* _Extracto de página_
Fue hace apenas algunos
años. El optimismo cundía en América Latina. Varios gobiernos
latinoamericanos, como el argentino, el brasileño, el uruguayo, el
boliviano y el ecuatoriano, emprendieron ambiciosas políticas
redistributivas, reparadoras y emancipadoras con las que se redujo la
desigualdad, se disminuyó notablemente la miseria, se castigaron
crímenes de las recientes dictaduras, se abrieron espacios de
representación para los pueblos originarios y se conquistó al menos un
poco de soberanía e independencia nacional ante la injerencia
extranjera.

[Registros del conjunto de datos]
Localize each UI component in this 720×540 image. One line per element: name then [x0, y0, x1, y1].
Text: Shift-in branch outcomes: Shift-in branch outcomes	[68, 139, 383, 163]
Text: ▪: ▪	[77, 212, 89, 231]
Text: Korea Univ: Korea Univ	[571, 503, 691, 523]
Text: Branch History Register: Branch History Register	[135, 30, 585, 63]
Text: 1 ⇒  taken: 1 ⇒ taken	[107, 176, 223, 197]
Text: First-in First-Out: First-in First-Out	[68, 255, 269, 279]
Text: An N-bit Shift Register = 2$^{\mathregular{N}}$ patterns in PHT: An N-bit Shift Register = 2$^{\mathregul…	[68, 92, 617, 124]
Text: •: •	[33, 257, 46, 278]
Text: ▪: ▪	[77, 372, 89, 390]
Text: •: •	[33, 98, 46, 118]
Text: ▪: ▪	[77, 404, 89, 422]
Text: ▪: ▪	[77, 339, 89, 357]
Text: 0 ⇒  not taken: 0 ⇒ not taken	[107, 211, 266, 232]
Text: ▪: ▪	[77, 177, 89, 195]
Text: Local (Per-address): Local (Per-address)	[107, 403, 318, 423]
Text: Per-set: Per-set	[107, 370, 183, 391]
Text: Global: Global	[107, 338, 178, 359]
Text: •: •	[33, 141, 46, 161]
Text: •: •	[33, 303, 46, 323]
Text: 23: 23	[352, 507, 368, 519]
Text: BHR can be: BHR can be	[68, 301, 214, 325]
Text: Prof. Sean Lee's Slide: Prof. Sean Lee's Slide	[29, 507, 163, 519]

* _Tarea asignada A_
Según el fragmento sobre América Latina, ¿qué crímenes se castigaron?
* _Tarea asignada B_
Extrae del fragmento sobre América Latina, en copia literal, el pasaje que va desde "Fue hace apenas" hasta "extranjera.", incluida esta última parte.
* _Tarea asignada C_
Escribe lo que sigue al fragmento sobre América Latina, a partir de su última oración.
Los registros no hacen falta para resolver nada de esto.

* _Resultado A_
Los crímenes de las recientes dictaduras.

* _Resultado B_
Fue hace apenas algunos
años. El optimismo cundía en América Latina. Varios gobiernos
latinoamericanos, como el argentino, el brasileño, el uruguayo, el
boliviano y el ecuatoriano, emprendieron ambiciosas políticas
redistributivas, reparadoras y emancipadoras con las que se redujo la
desigualdad, se disminuyó notablemente la miseria, se castigaron
crímenes de las recientes dictaduras, se abrieron espacios de
representación para los pueblos originarios y se conquistó al menos un
poco de soberanía e independencia nacional ante la injerencia
extranjera.

* _Resultado C_
Mientras que la mayor parte de América Latina empezaba
por fin a conseguir algo de aquello por lo que siempre había luchado,
Colombia y México seguían atrapados en un pantano capitalista neoliberal
y neocolonial en el que reinaban la violencia, el crimen organizado, el
saqueo de los recursos, la explotación y el empobrecimiento de la
población, el racismo, la corrupción generalizada y la total
subordinación de los gobiernos al dinero siempre sucio, a las
transnacionales y al imperialismo estadounidense. Todo aquello que
parecía quedar atrás para otros latinoamericanos era como un eterno
presente del que no podían escapar colombianos y mexicanos. Colombia y
México eran los últimos reductos de la desesperanza en el continente de
la esperanza.
Hoy, de pronto, vemos invertirse la situación.
Colombia y México siguen figurando como excepciones latinoamericanas,
pero ahora por ser dos faros esperanzadores en un paisaje desolador.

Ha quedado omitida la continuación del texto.